## Extracted data

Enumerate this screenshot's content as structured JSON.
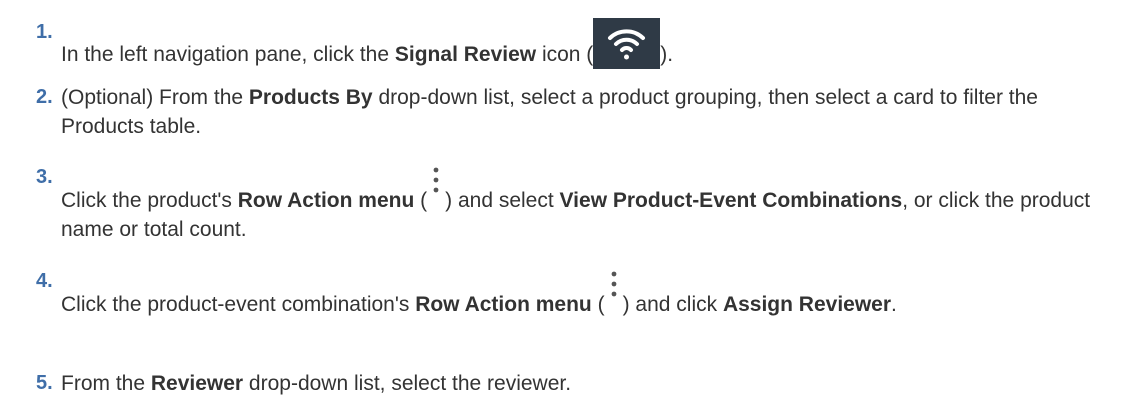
{
  "steps": [
    {
      "number": "1.",
      "t1": "In the left navigation pane, click the ",
      "b1": "Signal Review",
      "t2": " icon (",
      "icon": "wifi-signal-icon",
      "t3": ")."
    },
    {
      "number": "2.",
      "t1": "(Optional) From the ",
      "b1": "Products By",
      "t2": " drop-down list, select a product grouping, then select a card to filter the Products table."
    },
    {
      "number": "3.",
      "t1": "Click the product's ",
      "b1": "Row Action menu",
      "t2": " (",
      "icon": "vertical-ellipsis-icon",
      "t3": ") and select ",
      "b2": "View Product-Event Combinations",
      "t4": ", or click the product name or total count."
    },
    {
      "number": "4.",
      "t1": "Click the product-event combination's ",
      "b1": "Row Action menu",
      "t2": " (",
      "icon": "vertical-ellipsis-icon",
      "t3": ") and click ",
      "b2": "Assign Reviewer",
      "t4": "."
    },
    {
      "number": "5.",
      "t1": "From the ",
      "b1": "Reviewer",
      "t2": " drop-down list, select the reviewer."
    }
  ],
  "colors": {
    "text": "#333333",
    "step_number": "#3f6ea8",
    "icon_bg": "#2f3a46"
  }
}
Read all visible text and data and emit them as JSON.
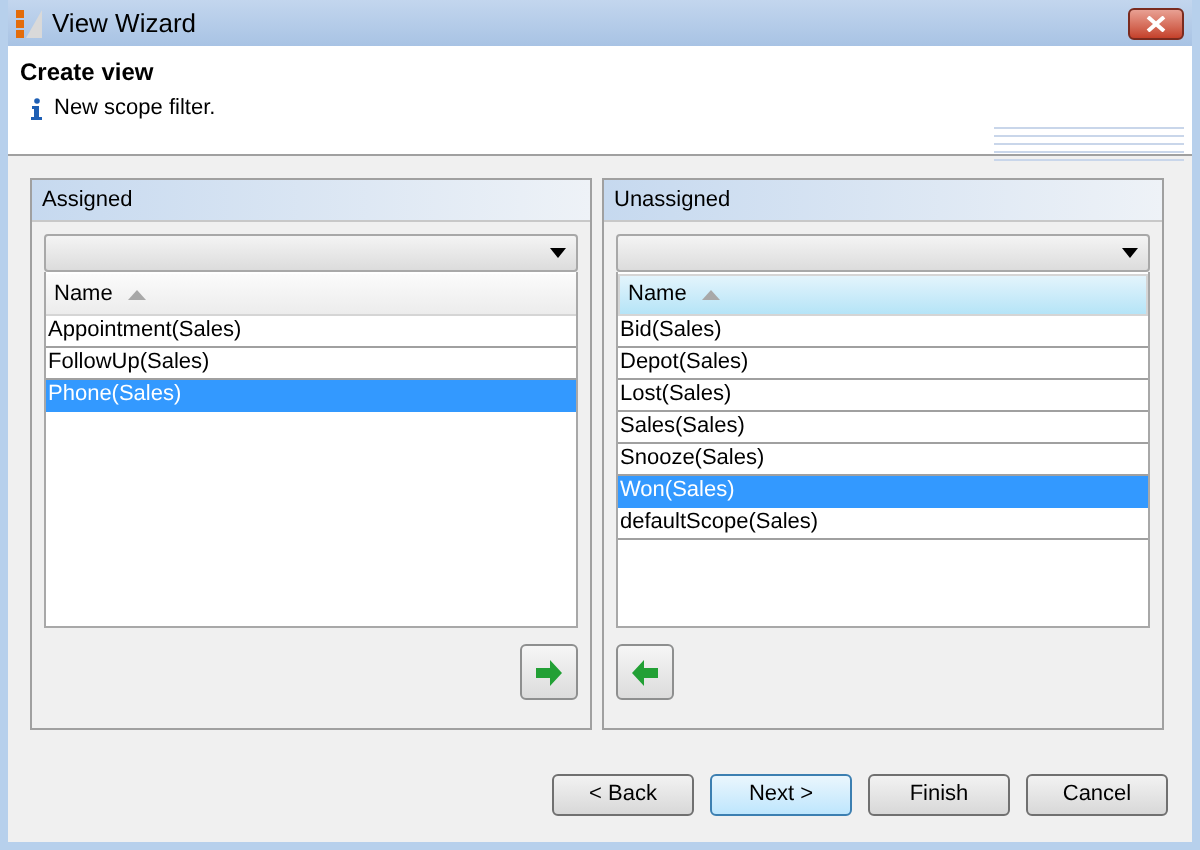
{
  "window": {
    "title": "View Wizard"
  },
  "header": {
    "title": "Create view",
    "message": "New scope filter."
  },
  "panels": [
    {
      "title": "Assigned",
      "column": "Name",
      "column_focused": false,
      "kind": "right",
      "rows": [
        {
          "label": "Appointment(Sales)",
          "selected": false
        },
        {
          "label": "FollowUp(Sales)",
          "selected": false
        },
        {
          "label": "Phone(Sales)",
          "selected": true
        }
      ]
    },
    {
      "title": "Unassigned",
      "column": "Name",
      "column_focused": true,
      "kind": "left",
      "rows": [
        {
          "label": "Bid(Sales)",
          "selected": false
        },
        {
          "label": "Depot(Sales)",
          "selected": false
        },
        {
          "label": "Lost(Sales)",
          "selected": false
        },
        {
          "label": "Sales(Sales)",
          "selected": false
        },
        {
          "label": "Snooze(Sales)",
          "selected": false
        },
        {
          "label": "Won(Sales)",
          "selected": true
        },
        {
          "label": "defaultScope(Sales)",
          "selected": false
        }
      ]
    }
  ],
  "buttons": [
    {
      "label": "< Back",
      "default": false
    },
    {
      "label": "Next >",
      "default": true
    },
    {
      "label": "Finish",
      "default": false
    },
    {
      "label": "Cancel",
      "default": false
    }
  ]
}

## The task
Identify each line of the material where the word "true" shows up, and copy it.

## Finished task
          "selected": true
      "column_focused": true,
          "selected": true
      "default": true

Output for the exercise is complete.